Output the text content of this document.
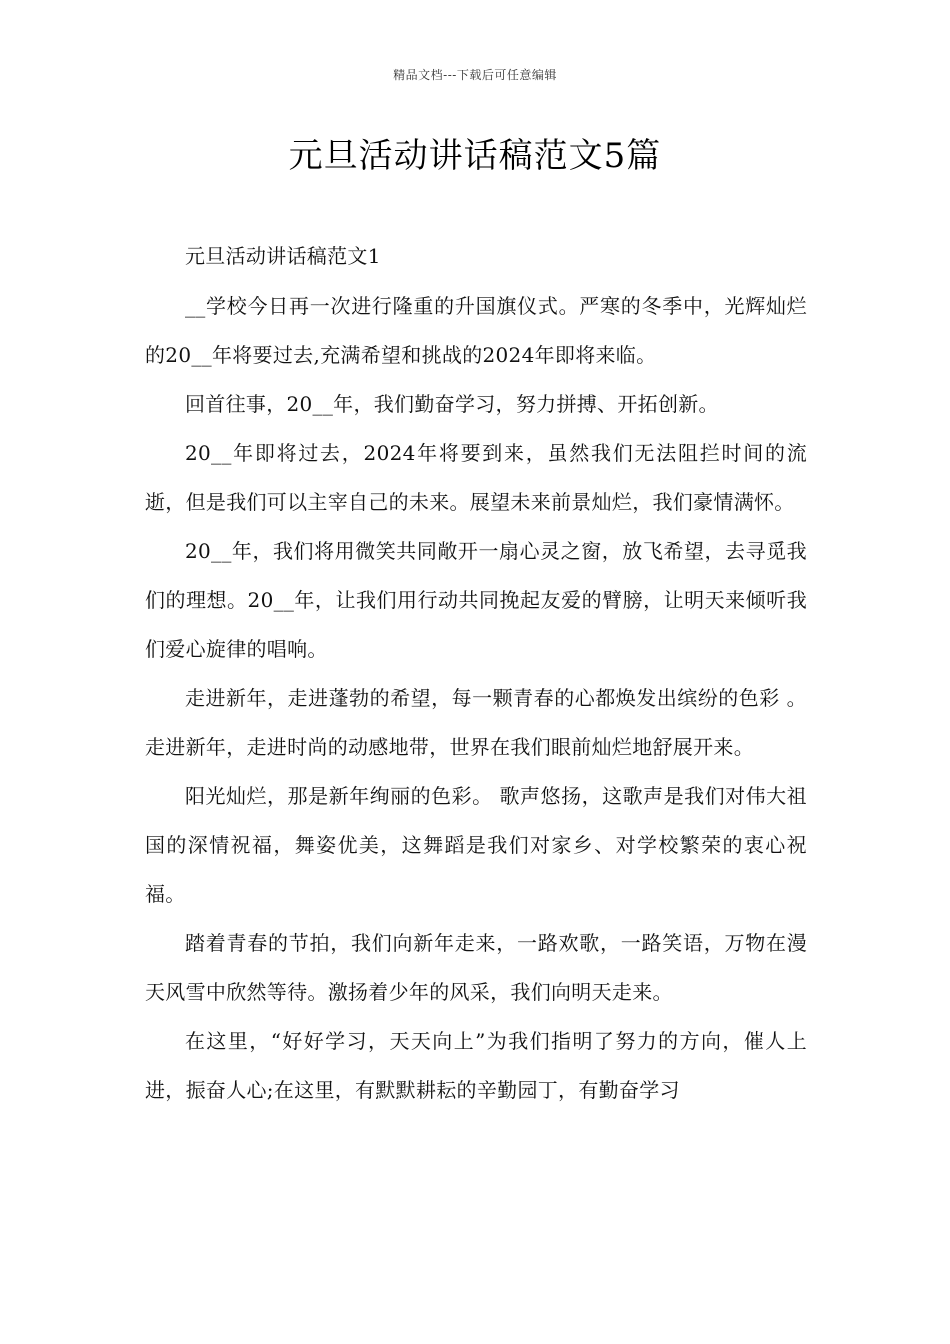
精品文档---下载后可任意编辑
元旦活动讲话稿范文5篇

元旦活动讲话稿范文1

__学校今日再一次进行隆重的升国旗仪式。严寒的冬季中，光辉灿烂的20__年将要过去,充满希望和挑战的2024年即将来临。

回首往事，20__年，我们勤奋学习，努力拼搏、开拓创新。

20__年即将过去，2024年将要到来，虽然我们无法阻拦时间的流逝，但是我们可以主宰自己的未来。展望未来前景灿烂，我们豪情满怀。

20__年，我们将用微笑共同敞开一扇心灵之窗，放飞希望，去寻觅我们的理想。20__年，让我们用行动共同挽起友爱的臂膀，让明天来倾听我们爱心旋律的唱响。

走进新年，走进蓬勃的希望，每一颗青春的心都焕发出缤纷的色彩 。走进新年，走进时尚的动感地带，世界在我们眼前灿烂地舒展开来。

阳光灿烂，那是新年绚丽的色彩。 歌声悠扬，这歌声是我们对伟大祖国的深情祝福，舞姿优美，这舞蹈是我们对家乡、对学校繁荣的衷心祝福。

踏着青春的节拍，我们向新年走来，一路欢歌，一路笑语，万物在漫天风雪中欣然等待。激扬着少年的风采，我们向明天走来。

在这里，“好好学习，天天向上”为我们指明了努力的方向，催人上进，振奋人心;在这里，有默默耕耘的辛勤园丁，有勤奋学习
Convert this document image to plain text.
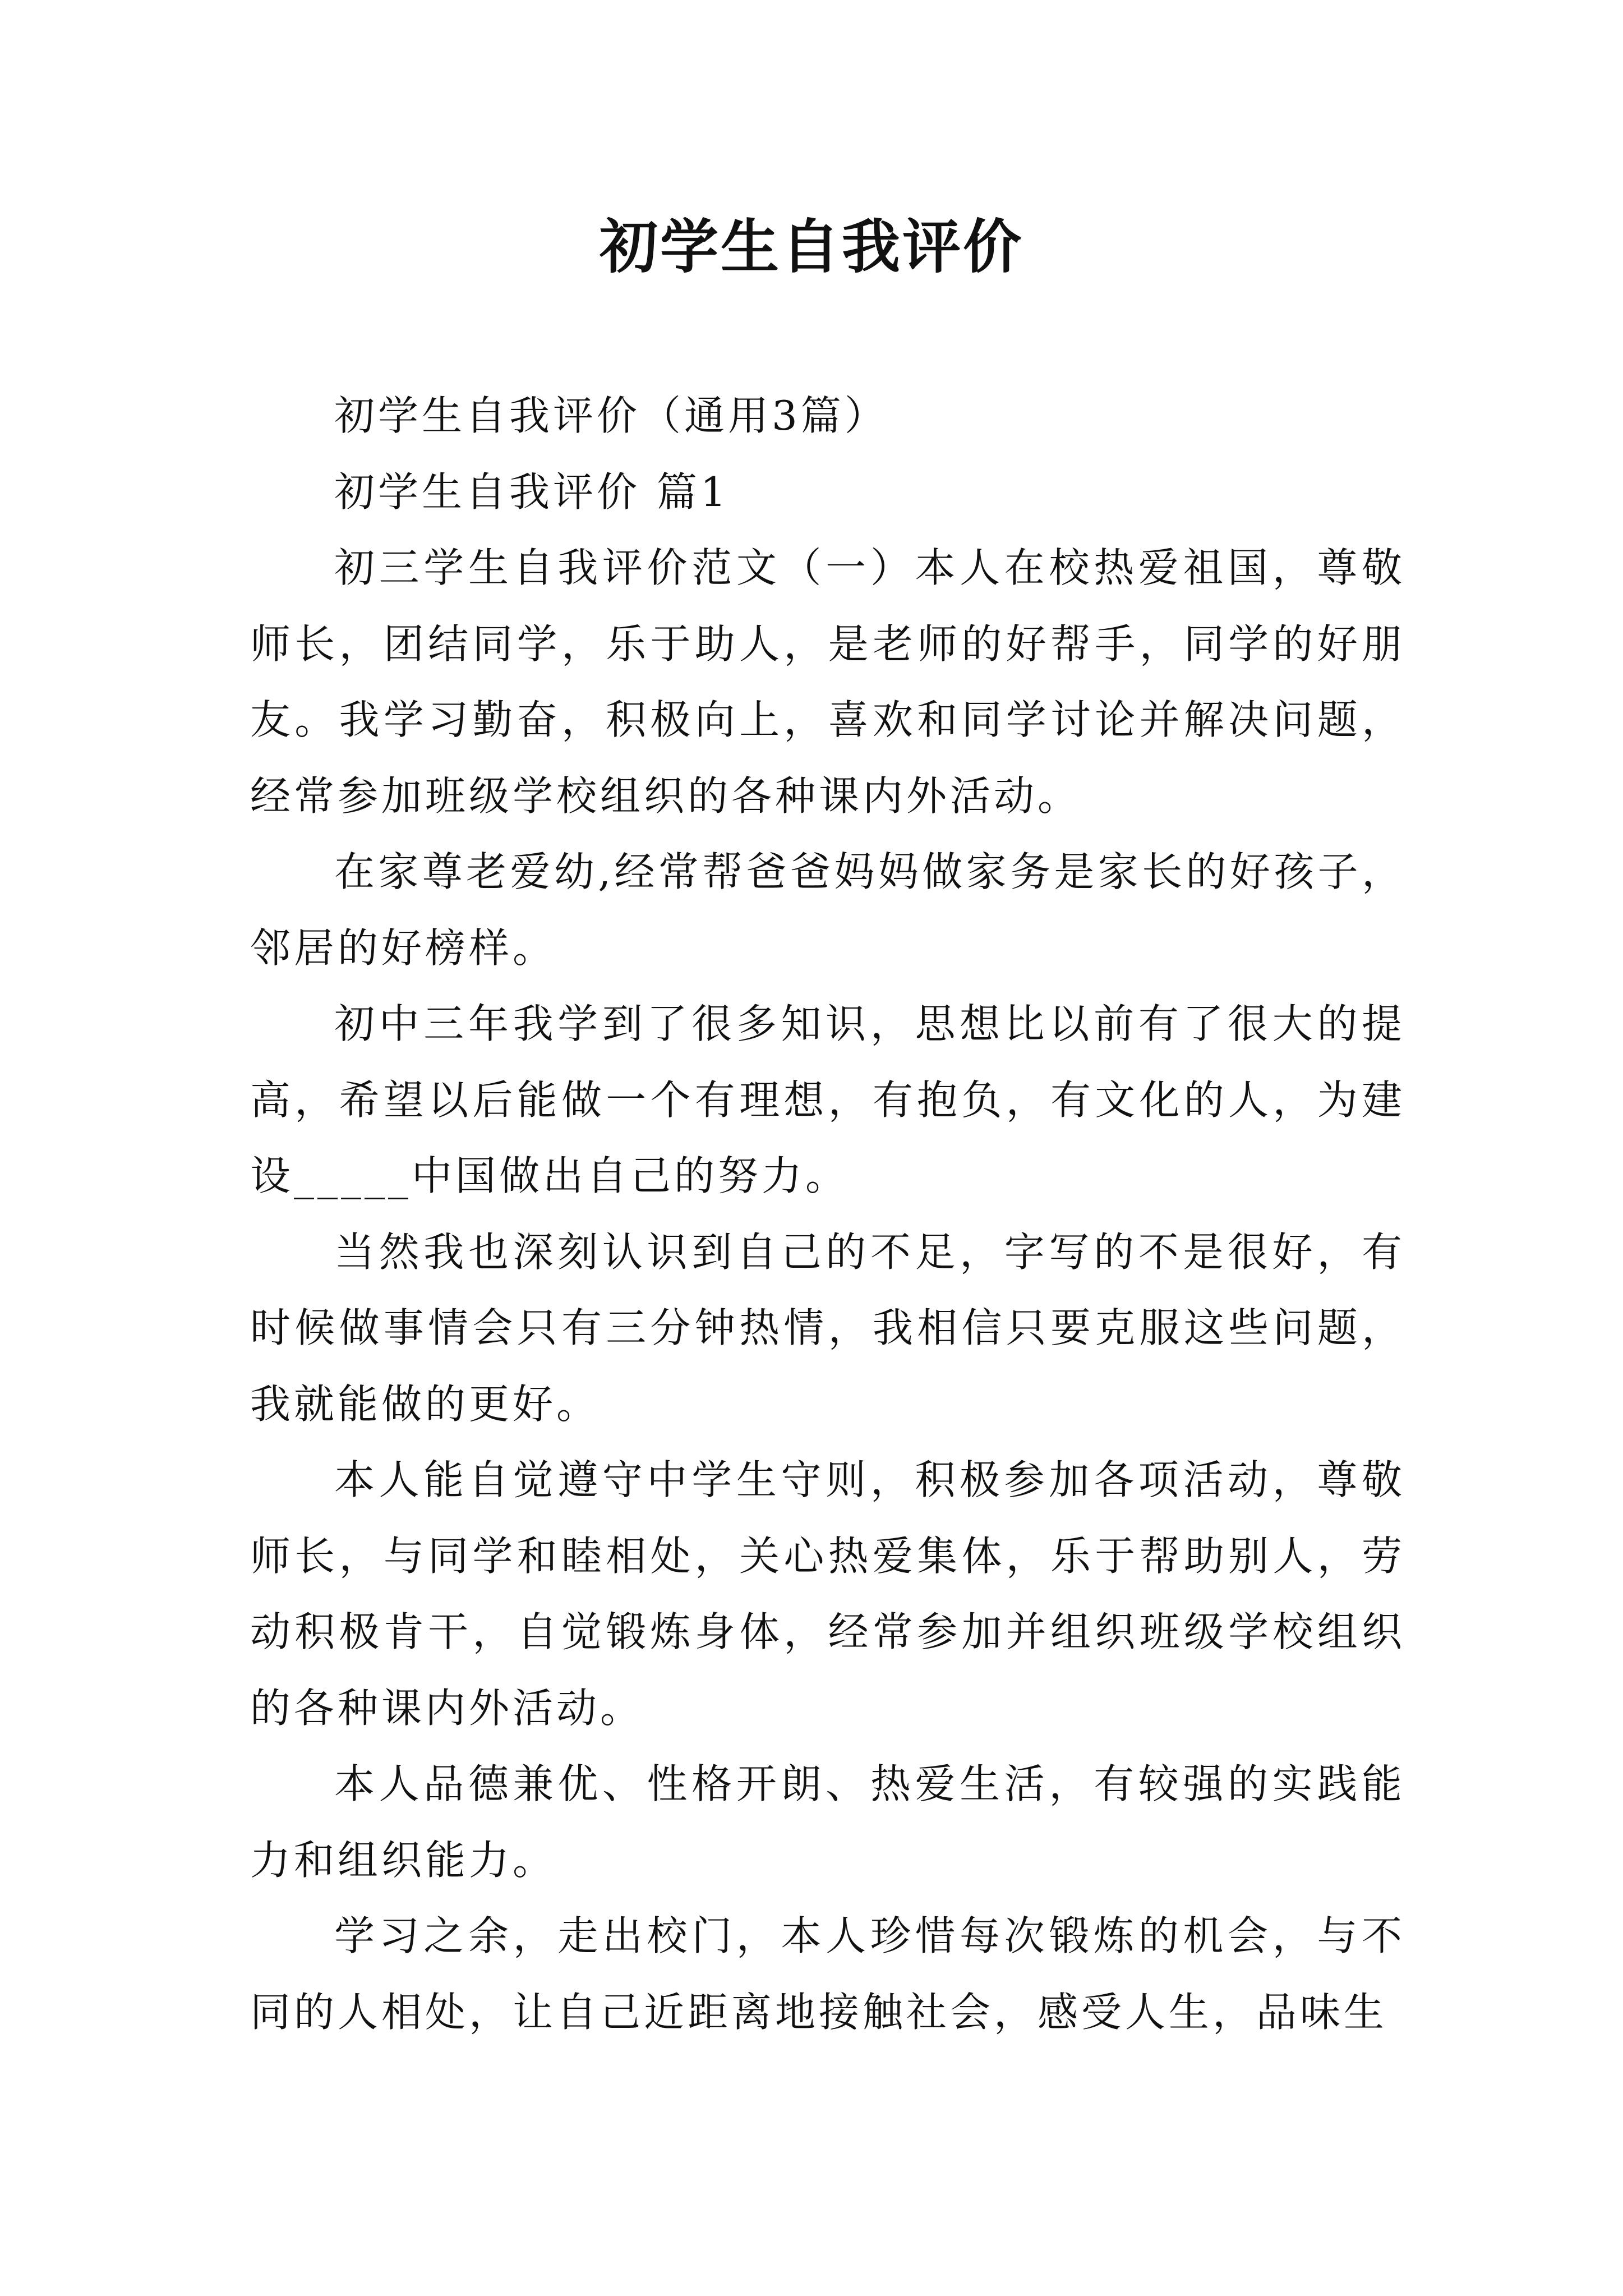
初学生自我评价

初学生自我评价（通用3篇）

初学生自我评价 篇1

初三学生自我评价范文（一）本人在校热爱祖国，尊敬师长，团结同学，乐于助人，是老师的好帮手，同学的好朋友。我学习勤奋，积极向上，喜欢和同学讨论并解决问题，经常参加班级学校组织的各种课内外活动。

在家尊老爱幼,经常帮爸爸妈妈做家务是家长的好孩子，邻居的好榜样。

初中三年我学到了很多知识，思想比以前有了很大的提高，希望以后能做一个有理想，有抱负，有文化的人，为建设_____中国做出自己的努力。

当然我也深刻认识到自己的不足，字写的不是很好，有时候做事情会只有三分钟热情，我相信只要克服这些问题，我就能做的更好。

本人能自觉遵守中学生守则，积极参加各项活动，尊敬师长，与同学和睦相处，关心热爱集体，乐于帮助别人，劳动积极肯干，自觉锻炼身体，经常参加并组织班级学校组织的各种课内外活动。

本人品德兼优、性格开朗、热爱生活，有较强的实践能力和组织能力。

学习之余，走出校门，本人珍惜每次锻炼的机会，与不同的人相处，让自己近距离地接触社会，感受人生，品味生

====

▶ **TASK TO CARRY OUT**:
Give back word for word the lines from the one containing "Convert this document image to plain text." through the final line of the data above. Pictures are to be left out.

▶ **CORRECT ANSWER**:
Convert this document image to plain text.
初学生自我评价

初学生自我评价（通用3篇）

初学生自我评价 篇1

初三学生自我评价范文（一）本人在校热爱祖国，尊敬师长，团结同学，乐于助人，是老师的好帮手，同学的好朋友。我学习勤奋，积极向上，喜欢和同学讨论并解决问题，经常参加班级学校组织的各种课内外活动。

在家尊老爱幼,经常帮爸爸妈妈做家务是家长的好孩子，邻居的好榜样。

初中三年我学到了很多知识，思想比以前有了很大的提高，希望以后能做一个有理想，有抱负，有文化的人，为建设_____中国做出自己的努力。

当然我也深刻认识到自己的不足，字写的不是很好，有时候做事情会只有三分钟热情，我相信只要克服这些问题，我就能做的更好。

本人能自觉遵守中学生守则，积极参加各项活动，尊敬师长，与同学和睦相处，关心热爱集体，乐于帮助别人，劳动积极肯干，自觉锻炼身体，经常参加并组织班级学校组织的各种课内外活动。

本人品德兼优、性格开朗、热爱生活，有较强的实践能力和组织能力。

学习之余，走出校门，本人珍惜每次锻炼的机会，与不同的人相处，让自己近距离地接触社会，感受人生，品味生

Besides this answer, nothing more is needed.